Exercise goal: Tally every line featuring "smoothed", then give that tally alone.
** begin Entries supplied **
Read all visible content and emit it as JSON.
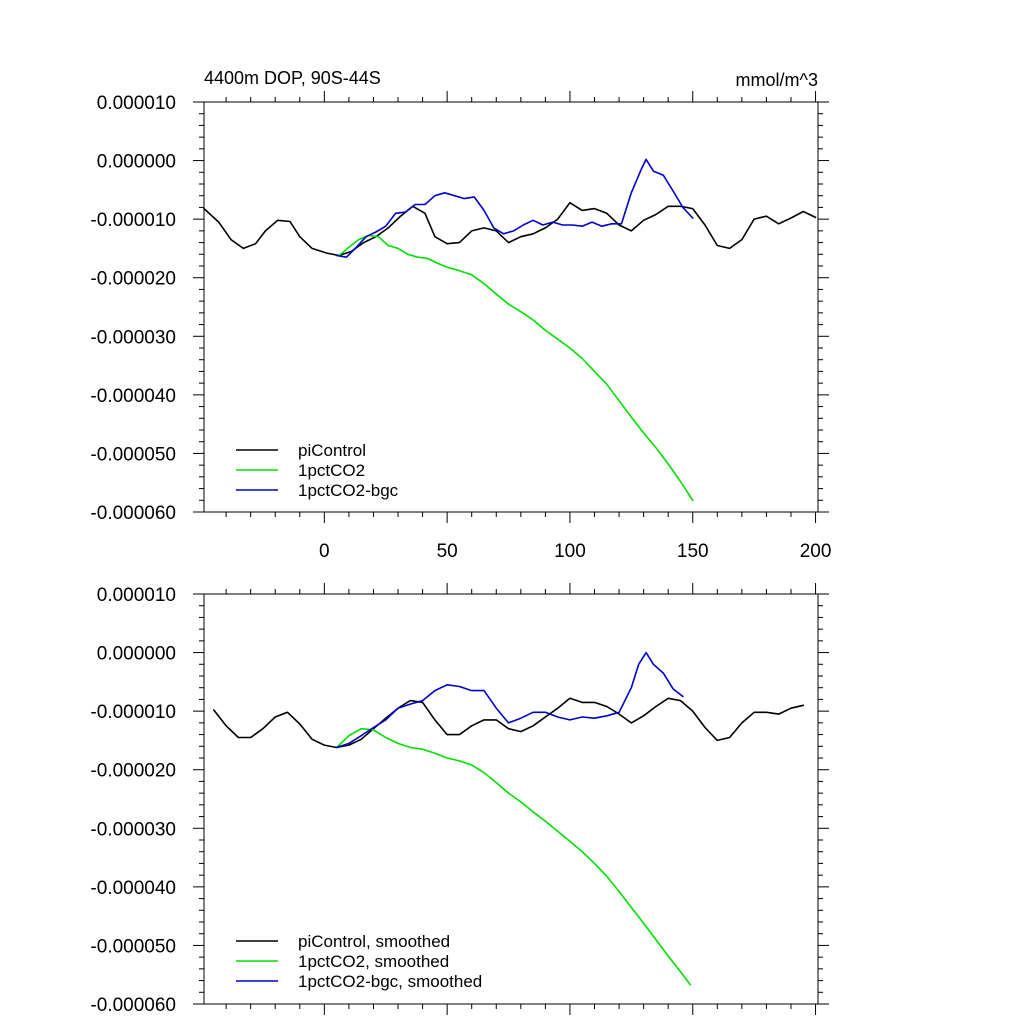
{
  "chart_data": [
    {
      "type": "line",
      "title": "4400m DOP, 90S-44S",
      "units_label": "mmol/m^3",
      "xlim": [
        -49,
        201
      ],
      "ylim": [
        -6e-05,
        1e-05
      ],
      "x_ticks": [
        0,
        50,
        100,
        150,
        200
      ],
      "x_tick_labels": [
        "0",
        "50",
        "100",
        "150",
        "200"
      ],
      "y_ticks": [
        1e-05,
        0,
        -1e-05,
        -2e-05,
        -3e-05,
        -4e-05,
        -5e-05,
        -6e-05
      ],
      "y_tick_labels": [
        "0.000010",
        "0.000000",
        "-0.000010",
        "-0.000020",
        "-0.000030",
        "-0.000040",
        "-0.000050",
        "-0.000060"
      ],
      "grid": false,
      "legend_position": "bottom-left",
      "series": [
        {
          "name": "piControl",
          "color": "#000000",
          "x": [
            -49,
            -43,
            -38,
            -33,
            -28,
            -24,
            -19,
            -14,
            -10,
            -5,
            1,
            6,
            11,
            16,
            21,
            26,
            31,
            36,
            41,
            45,
            50,
            55,
            60,
            65,
            70,
            75,
            80,
            85,
            90,
            95,
            100,
            105,
            110,
            115,
            120,
            125,
            130,
            135,
            140,
            145,
            150,
            155,
            160,
            165,
            170,
            175,
            180,
            185,
            190,
            195,
            200
          ],
          "y": [
            -8.2e-06,
            -1.05e-05,
            -1.35e-05,
            -1.5e-05,
            -1.42e-05,
            -1.2e-05,
            -1.02e-05,
            -1.04e-05,
            -1.3e-05,
            -1.5e-05,
            -1.58e-05,
            -1.62e-05,
            -1.55e-05,
            -1.4e-05,
            -1.3e-05,
            -1.15e-05,
            -9.5e-06,
            -7.8e-06,
            -9e-06,
            -1.3e-05,
            -1.42e-05,
            -1.4e-05,
            -1.2e-05,
            -1.15e-05,
            -1.2e-05,
            -1.4e-05,
            -1.3e-05,
            -1.25e-05,
            -1.15e-05,
            -1e-05,
            -7.2e-06,
            -8.5e-06,
            -8.2e-06,
            -9e-06,
            -1.1e-05,
            -1.2e-05,
            -1.02e-05,
            -9.2e-06,
            -7.8e-06,
            -7.8e-06,
            -8.2e-06,
            -1.1e-05,
            -1.45e-05,
            -1.5e-05,
            -1.35e-05,
            -1e-05,
            -9.5e-06,
            -1.08e-05,
            -9.8e-06,
            -8.7e-06,
            -9.7e-06
          ]
        },
        {
          "name": "1pctCO2",
          "color": "#00e000",
          "x": [
            6,
            10,
            14,
            18,
            22,
            26,
            30,
            34,
            38,
            42,
            46,
            50,
            55,
            60,
            65,
            70,
            75,
            80,
            85,
            90,
            95,
            100,
            105,
            110,
            115,
            120,
            125,
            130,
            135,
            140,
            145,
            150
          ],
          "y": [
            -1.62e-05,
            -1.48e-05,
            -1.35e-05,
            -1.28e-05,
            -1.3e-05,
            -1.45e-05,
            -1.5e-05,
            -1.6e-05,
            -1.65e-05,
            -1.67e-05,
            -1.75e-05,
            -1.82e-05,
            -1.88e-05,
            -1.95e-05,
            -2.1e-05,
            -2.28e-05,
            -2.45e-05,
            -2.58e-05,
            -2.72e-05,
            -2.9e-05,
            -3.05e-05,
            -3.2e-05,
            -3.38e-05,
            -3.6e-05,
            -3.82e-05,
            -4.1e-05,
            -4.38e-05,
            -4.65e-05,
            -4.9e-05,
            -5.18e-05,
            -5.48e-05,
            -5.8e-05
          ]
        },
        {
          "name": "1pctCO2-bgc",
          "color": "#0000cc",
          "x": [
            5,
            9,
            13,
            17,
            21,
            25,
            29,
            33,
            37,
            41,
            45,
            49,
            53,
            57,
            61,
            65,
            69,
            73,
            77,
            81,
            85,
            89,
            93,
            97,
            101,
            105,
            109,
            113,
            117,
            121,
            125,
            129,
            131,
            134,
            138,
            142,
            146,
            150
          ],
          "y": [
            -1.62e-05,
            -1.65e-05,
            -1.48e-05,
            -1.3e-05,
            -1.22e-05,
            -1.12e-05,
            -9e-06,
            -8.8e-06,
            -7.5e-06,
            -7.5e-06,
            -6e-06,
            -5.5e-06,
            -6e-06,
            -6.5e-06,
            -6.2e-06,
            -8.5e-06,
            -1.15e-05,
            -1.25e-05,
            -1.2e-05,
            -1.1e-05,
            -1.02e-05,
            -1.1e-05,
            -1.05e-05,
            -1.1e-05,
            -1.1e-05,
            -1.12e-05,
            -1.05e-05,
            -1.12e-05,
            -1.08e-05,
            -1.08e-05,
            -5.5e-06,
            -1.5e-06,
            2e-07,
            -1.8e-06,
            -2.5e-06,
            -5.2e-06,
            -8e-06,
            -9.8e-06
          ]
        }
      ]
    },
    {
      "type": "line",
      "title": "",
      "xlim": [
        -49,
        201
      ],
      "ylim": [
        -6e-05,
        1e-05
      ],
      "x_ticks": [
        0,
        50,
        100,
        150,
        200
      ],
      "y_ticks": [
        1e-05,
        0,
        -1e-05,
        -2e-05,
        -3e-05,
        -4e-05,
        -5e-05,
        -6e-05
      ],
      "y_tick_labels": [
        "0.000010",
        "0.000000",
        "-0.000010",
        "-0.000020",
        "-0.000030",
        "-0.000040",
        "-0.000050",
        "-0.000060"
      ],
      "grid": false,
      "legend_position": "bottom-left",
      "series": [
        {
          "name": "piControl, smoothed",
          "color": "#000000",
          "x": [
            -45,
            -40,
            -35,
            -30,
            -25,
            -20,
            -15,
            -10,
            -5,
            0,
            5,
            10,
            15,
            20,
            25,
            30,
            35,
            40,
            45,
            50,
            55,
            60,
            65,
            70,
            75,
            80,
            85,
            90,
            95,
            100,
            105,
            110,
            115,
            120,
            125,
            130,
            135,
            140,
            145,
            150,
            155,
            160,
            165,
            170,
            175,
            180,
            185,
            190,
            195
          ],
          "y": [
            -9.8e-06,
            -1.25e-05,
            -1.45e-05,
            -1.45e-05,
            -1.3e-05,
            -1.1e-05,
            -1.02e-05,
            -1.22e-05,
            -1.48e-05,
            -1.58e-05,
            -1.62e-05,
            -1.58e-05,
            -1.48e-05,
            -1.3e-05,
            -1.12e-05,
            -9.5e-06,
            -8.2e-06,
            -8.5e-06,
            -1.15e-05,
            -1.4e-05,
            -1.4e-05,
            -1.25e-05,
            -1.15e-05,
            -1.15e-05,
            -1.3e-05,
            -1.35e-05,
            -1.25e-05,
            -1.1e-05,
            -9.5e-06,
            -7.8e-06,
            -8.5e-06,
            -8.5e-06,
            -9.2e-06,
            -1.05e-05,
            -1.2e-05,
            -1.08e-05,
            -9.2e-06,
            -7.8e-06,
            -8.2e-06,
            -1e-05,
            -1.28e-05,
            -1.5e-05,
            -1.45e-05,
            -1.2e-05,
            -1.02e-05,
            -1.02e-05,
            -1.05e-05,
            -9.5e-06,
            -9e-06
          ]
        },
        {
          "name": "1pctCO2, smoothed",
          "color": "#00e000",
          "x": [
            5,
            10,
            15,
            20,
            25,
            30,
            35,
            40,
            45,
            50,
            55,
            60,
            65,
            70,
            75,
            80,
            85,
            90,
            95,
            100,
            105,
            110,
            115,
            120,
            125,
            130,
            135,
            140,
            145,
            149
          ],
          "y": [
            -1.62e-05,
            -1.42e-05,
            -1.3e-05,
            -1.32e-05,
            -1.45e-05,
            -1.55e-05,
            -1.62e-05,
            -1.65e-05,
            -1.72e-05,
            -1.8e-05,
            -1.85e-05,
            -1.92e-05,
            -2.05e-05,
            -2.22e-05,
            -2.4e-05,
            -2.55e-05,
            -2.72e-05,
            -2.88e-05,
            -3.05e-05,
            -3.22e-05,
            -3.4e-05,
            -3.6e-05,
            -3.82e-05,
            -4.08e-05,
            -4.35e-05,
            -4.62e-05,
            -4.9e-05,
            -5.18e-05,
            -5.45e-05,
            -5.67e-05
          ]
        },
        {
          "name": "1pctCO2-bgc, smoothed",
          "color": "#0000cc",
          "x": [
            5,
            10,
            15,
            20,
            25,
            30,
            35,
            40,
            45,
            50,
            55,
            60,
            65,
            70,
            75,
            80,
            85,
            90,
            95,
            100,
            105,
            110,
            115,
            120,
            125,
            128,
            131,
            134,
            138,
            142,
            146
          ],
          "y": [
            -1.62e-05,
            -1.55e-05,
            -1.42e-05,
            -1.28e-05,
            -1.15e-05,
            -9.5e-06,
            -8.8e-06,
            -8.2e-06,
            -6.5e-06,
            -5.5e-06,
            -5.8e-06,
            -6.5e-06,
            -6.5e-06,
            -9.5e-06,
            -1.2e-05,
            -1.12e-05,
            -1.02e-05,
            -1.02e-05,
            -1.1e-05,
            -1.15e-05,
            -1.1e-05,
            -1.12e-05,
            -1.08e-05,
            -1.02e-05,
            -6e-06,
            -2e-06,
            0.0,
            -2e-06,
            -3.5e-06,
            -6.2e-06,
            -7.5e-06
          ]
        }
      ]
    }
  ]
}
** end Entries supplied **
Response to the task: 3